--- Supplied data ---

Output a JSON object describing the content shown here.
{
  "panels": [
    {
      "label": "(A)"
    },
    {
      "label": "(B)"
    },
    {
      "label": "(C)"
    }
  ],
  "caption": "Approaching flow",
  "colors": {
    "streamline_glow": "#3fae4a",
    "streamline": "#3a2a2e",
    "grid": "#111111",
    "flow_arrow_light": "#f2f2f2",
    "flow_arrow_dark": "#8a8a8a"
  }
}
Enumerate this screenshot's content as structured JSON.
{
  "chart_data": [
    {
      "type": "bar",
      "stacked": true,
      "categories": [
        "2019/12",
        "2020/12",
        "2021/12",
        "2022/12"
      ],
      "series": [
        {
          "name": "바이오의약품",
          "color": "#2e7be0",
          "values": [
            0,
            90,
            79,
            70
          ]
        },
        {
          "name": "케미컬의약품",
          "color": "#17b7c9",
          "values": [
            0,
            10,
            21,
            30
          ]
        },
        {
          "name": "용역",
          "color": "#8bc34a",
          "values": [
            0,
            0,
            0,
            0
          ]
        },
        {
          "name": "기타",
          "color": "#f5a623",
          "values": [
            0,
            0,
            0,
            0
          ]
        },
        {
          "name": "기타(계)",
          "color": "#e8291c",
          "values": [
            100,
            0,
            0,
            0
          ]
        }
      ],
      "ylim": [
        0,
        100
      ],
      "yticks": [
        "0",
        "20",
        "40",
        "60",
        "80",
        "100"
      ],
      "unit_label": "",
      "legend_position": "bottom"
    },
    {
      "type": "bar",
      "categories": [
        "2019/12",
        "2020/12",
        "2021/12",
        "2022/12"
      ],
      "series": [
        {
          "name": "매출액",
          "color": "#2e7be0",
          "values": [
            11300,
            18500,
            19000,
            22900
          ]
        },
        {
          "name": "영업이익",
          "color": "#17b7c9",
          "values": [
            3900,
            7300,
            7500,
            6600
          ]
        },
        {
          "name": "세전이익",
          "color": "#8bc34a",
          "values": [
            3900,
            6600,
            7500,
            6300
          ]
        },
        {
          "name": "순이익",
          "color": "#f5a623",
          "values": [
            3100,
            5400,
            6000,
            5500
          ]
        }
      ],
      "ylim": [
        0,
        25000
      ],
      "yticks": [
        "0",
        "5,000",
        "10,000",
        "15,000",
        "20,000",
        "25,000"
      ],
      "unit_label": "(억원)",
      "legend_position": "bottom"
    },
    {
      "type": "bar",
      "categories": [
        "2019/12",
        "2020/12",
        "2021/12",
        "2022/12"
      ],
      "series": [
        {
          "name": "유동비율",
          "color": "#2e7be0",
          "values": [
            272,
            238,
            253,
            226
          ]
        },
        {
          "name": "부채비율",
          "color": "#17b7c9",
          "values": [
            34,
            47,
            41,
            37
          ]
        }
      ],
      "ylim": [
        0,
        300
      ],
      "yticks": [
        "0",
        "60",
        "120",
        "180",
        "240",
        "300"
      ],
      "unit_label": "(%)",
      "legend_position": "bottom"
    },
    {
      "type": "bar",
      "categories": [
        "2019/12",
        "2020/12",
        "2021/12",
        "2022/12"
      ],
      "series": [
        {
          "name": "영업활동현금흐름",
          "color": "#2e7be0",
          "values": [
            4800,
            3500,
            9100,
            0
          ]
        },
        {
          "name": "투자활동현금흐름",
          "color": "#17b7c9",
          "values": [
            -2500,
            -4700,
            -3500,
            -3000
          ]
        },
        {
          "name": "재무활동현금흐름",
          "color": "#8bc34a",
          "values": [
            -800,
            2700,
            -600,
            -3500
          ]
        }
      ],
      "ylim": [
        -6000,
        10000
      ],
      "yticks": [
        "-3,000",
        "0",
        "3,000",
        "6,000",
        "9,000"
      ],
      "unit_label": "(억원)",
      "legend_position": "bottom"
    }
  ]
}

---

**What is needed**
Print the records above in full, exactly.

**Complete output**
Output a JSON object describing the content shown here.
{
  "panels": [
    {
      "label": "(A)"
    },
    {
      "label": "(B)"
    },
    {
      "label": "(C)"
    }
  ],
  "caption": "Approaching flow",
  "colors": {
    "streamline_glow": "#3fae4a",
    "streamline": "#3a2a2e",
    "grid": "#111111",
    "flow_arrow_light": "#f2f2f2",
    "flow_arrow_dark": "#8a8a8a"
  }
}
Enumerate this screenshot's content as structured JSON.
{
  "chart_data": [
    {
      "type": "bar",
      "stacked": true,
      "categories": [
        "2019/12",
        "2020/12",
        "2021/12",
        "2022/12"
      ],
      "series": [
        {
          "name": "바이오의약품",
          "color": "#2e7be0",
          "values": [
            0,
            90,
            79,
            70
          ]
        },
        {
          "name": "케미컬의약품",
          "color": "#17b7c9",
          "values": [
            0,
            10,
            21,
            30
          ]
        },
        {
          "name": "용역",
          "color": "#8bc34a",
          "values": [
            0,
            0,
            0,
            0
          ]
        },
        {
          "name": "기타",
          "color": "#f5a623",
          "values": [
            0,
            0,
            0,
            0
          ]
        },
        {
          "name": "기타(계)",
          "color": "#e8291c",
          "values": [
            100,
            0,
            0,
            0
          ]
        }
      ],
      "ylim": [
        0,
        100
      ],
      "yticks": [
        "0",
        "20",
        "40",
        "60",
        "80",
        "100"
      ],
      "unit_label": "",
      "legend_position": "bottom"
    },
    {
      "type": "bar",
      "categories": [
        "2019/12",
        "2020/12",
        "2021/12",
        "2022/12"
      ],
      "series": [
        {
          "name": "매출액",
          "color": "#2e7be0",
          "values": [
            11300,
            18500,
            19000,
            22900
          ]
        },
        {
          "name": "영업이익",
          "color": "#17b7c9",
          "values": [
            3900,
            7300,
            7500,
            6600
          ]
        },
        {
          "name": "세전이익",
          "color": "#8bc34a",
          "values": [
            3900,
            6600,
            7500,
            6300
          ]
        },
        {
          "name": "순이익",
          "color": "#f5a623",
          "values": [
            3100,
            5400,
            6000,
            5500
          ]
        }
      ],
      "ylim": [
        0,
        25000
      ],
      "yticks": [
        "0",
        "5,000",
        "10,000",
        "15,000",
        "20,000",
        "25,000"
      ],
      "unit_label": "(억원)",
      "legend_position": "bottom"
    },
    {
      "type": "bar",
      "categories": [
        "2019/12",
        "2020/12",
        "2021/12",
        "2022/12"
      ],
      "series": [
        {
          "name": "유동비율",
          "color": "#2e7be0",
          "values": [
            272,
            238,
            253,
            226
          ]
        },
        {
          "name": "부채비율",
          "color": "#17b7c9",
          "values": [
            34,
            47,
            41,
            37
          ]
        }
      ],
      "ylim": [
        0,
        300
      ],
      "yticks": [
        "0",
        "60",
        "120",
        "180",
        "240",
        "300"
      ],
      "unit_label": "(%)",
      "legend_position": "bottom"
    },
    {
      "type": "bar",
      "categories": [
        "2019/12",
        "2020/12",
        "2021/12",
        "2022/12"
      ],
      "series": [
        {
          "name": "영업활동현금흐름",
          "color": "#2e7be0",
          "values": [
            4800,
            3500,
            9100,
            0
          ]
        },
        {
          "name": "투자활동현금흐름",
          "color": "#17b7c9",
          "values": [
            -2500,
            -4700,
            -3500,
            -3000
          ]
        },
        {
          "name": "재무활동현금흐름",
          "color": "#8bc34a",
          "values": [
            -800,
            2700,
            -600,
            -3500
          ]
        }
      ],
      "ylim": [
        -6000,
        10000
      ],
      "yticks": [
        "-3,000",
        "0",
        "3,000",
        "6,000",
        "9,000"
      ],
      "unit_label": "(억원)",
      "legend_position": "bottom"
    }
  ]
}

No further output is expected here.